## The task
Return all of the entries exactly as written.

## Data extract
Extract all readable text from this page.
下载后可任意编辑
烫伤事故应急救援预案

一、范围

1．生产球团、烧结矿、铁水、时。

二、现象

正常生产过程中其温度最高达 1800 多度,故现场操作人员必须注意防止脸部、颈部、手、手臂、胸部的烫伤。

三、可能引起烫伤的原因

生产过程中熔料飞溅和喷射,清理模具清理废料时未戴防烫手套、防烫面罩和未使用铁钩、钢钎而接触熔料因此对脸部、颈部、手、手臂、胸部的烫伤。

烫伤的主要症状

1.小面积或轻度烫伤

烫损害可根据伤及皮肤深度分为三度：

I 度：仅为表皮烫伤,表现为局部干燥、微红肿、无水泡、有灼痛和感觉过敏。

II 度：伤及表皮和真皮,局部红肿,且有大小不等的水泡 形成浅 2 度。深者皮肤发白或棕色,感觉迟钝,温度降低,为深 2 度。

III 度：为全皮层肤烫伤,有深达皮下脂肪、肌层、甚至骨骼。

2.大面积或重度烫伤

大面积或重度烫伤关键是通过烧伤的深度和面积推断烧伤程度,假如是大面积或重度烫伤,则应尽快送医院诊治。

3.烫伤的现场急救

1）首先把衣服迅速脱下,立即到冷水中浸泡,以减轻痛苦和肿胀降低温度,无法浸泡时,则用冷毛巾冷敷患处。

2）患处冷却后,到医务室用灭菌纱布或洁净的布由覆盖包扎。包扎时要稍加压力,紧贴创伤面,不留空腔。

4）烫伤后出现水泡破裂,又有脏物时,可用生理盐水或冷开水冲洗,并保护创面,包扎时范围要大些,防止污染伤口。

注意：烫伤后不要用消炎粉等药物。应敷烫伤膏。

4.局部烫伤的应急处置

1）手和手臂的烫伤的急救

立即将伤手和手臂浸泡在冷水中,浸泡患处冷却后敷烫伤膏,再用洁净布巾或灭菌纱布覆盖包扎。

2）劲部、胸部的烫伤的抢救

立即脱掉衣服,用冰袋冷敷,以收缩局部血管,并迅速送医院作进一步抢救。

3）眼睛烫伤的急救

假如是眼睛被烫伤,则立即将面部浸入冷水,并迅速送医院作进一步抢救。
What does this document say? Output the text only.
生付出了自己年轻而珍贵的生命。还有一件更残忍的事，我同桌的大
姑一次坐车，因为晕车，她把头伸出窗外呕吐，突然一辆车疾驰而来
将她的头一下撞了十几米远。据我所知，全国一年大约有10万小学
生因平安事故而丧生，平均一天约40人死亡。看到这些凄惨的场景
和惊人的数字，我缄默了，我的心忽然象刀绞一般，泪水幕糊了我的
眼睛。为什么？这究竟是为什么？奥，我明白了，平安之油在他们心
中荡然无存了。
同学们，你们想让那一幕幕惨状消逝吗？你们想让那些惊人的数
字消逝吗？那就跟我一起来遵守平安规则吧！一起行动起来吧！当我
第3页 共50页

## Output for this exercise
Extract all readable text from this page.
下载后可任意编辑
烫伤事故应急救援预案

一、范围

1．生产球团、烧结矿、铁水、时。

二、现象

正常生产过程中其温度最高达 1800 多度,故现场操作人员必须注意防止脸部、颈部、手、手臂、胸部的烫伤。

三、可能引起烫伤的原因

生产过程中熔料飞溅和喷射,清理模具清理废料时未戴防烫手套、防烫面罩和未使用铁钩、钢钎而接触熔料因此对脸部、颈部、手、手臂、胸部的烫伤。

烫伤的主要症状

1.小面积或轻度烫伤

烫损害可根据伤及皮肤深度分为三度：

I 度：仅为表皮烫伤,表现为局部干燥、微红肿、无水泡、有灼痛和感觉过敏。

II 度：伤及表皮和真皮,局部红肿,且有大小不等的水泡 形成浅 2 度。深者皮肤发白或棕色,感觉迟钝,温度降低,为深 2 度。

III 度：为全皮层肤烫伤,有深达皮下脂肪、肌层、甚至骨骼。

2.大面积或重度烫伤

大面积或重度烫伤关键是通过烧伤的深度和面积推断烧伤程度,假如是大面积或重度烫伤,则应尽快送医院诊治。

3.烫伤的现场急救

1）首先把衣服迅速脱下,立即到冷水中浸泡,以减轻痛苦和肿胀降低温度,无法浸泡时,则用冷毛巾冷敷患处。

2）患处冷却后,到医务室用灭菌纱布或洁净的布由覆盖包扎。包扎时要稍加压力,紧贴创伤面,不留空腔。

4）烫伤后出现水泡破裂,又有脏物时,可用生理盐水或冷开水冲洗,并保护创面,包扎时范围要大些,防止污染伤口。

注意：烫伤后不要用消炎粉等药物。应敷烫伤膏。

4.局部烫伤的应急处置

1）手和手臂的烫伤的急救

立即将伤手和手臂浸泡在冷水中,浸泡患处冷却后敷烫伤膏,再用洁净布巾或灭菌纱布覆盖包扎。

2）劲部、胸部的烫伤的抢救

立即脱掉衣服,用冰袋冷敷,以收缩局部血管,并迅速送医院作进一步抢救。

3）眼睛烫伤的急救

假如是眼睛被烫伤,则立即将面部浸入冷水,并迅速送医院作进一步抢救。
What does this document say? Output the text only.
生付出了自己年轻而珍贵的生命。还有一件更残忍的事，我同桌的大
姑一次坐车，因为晕车，她把头伸出窗外呕吐，突然一辆车疾驰而来
将她的头一下撞了十几米远。据我所知，全国一年大约有10万小学
生因平安事故而丧生，平均一天约40人死亡。看到这些凄惨的场景
和惊人的数字，我缄默了，我的心忽然象刀绞一般，泪水幕糊了我的
眼睛。为什么？这究竟是为什么？奥，我明白了，平安之油在他们心
中荡然无存了。
同学们，你们想让那一幕幕惨状消逝吗？你们想让那些惊人的数
字消逝吗？那就跟我一起来遵守平安规则吧！一起行动起来吧！当我
第3页 共50页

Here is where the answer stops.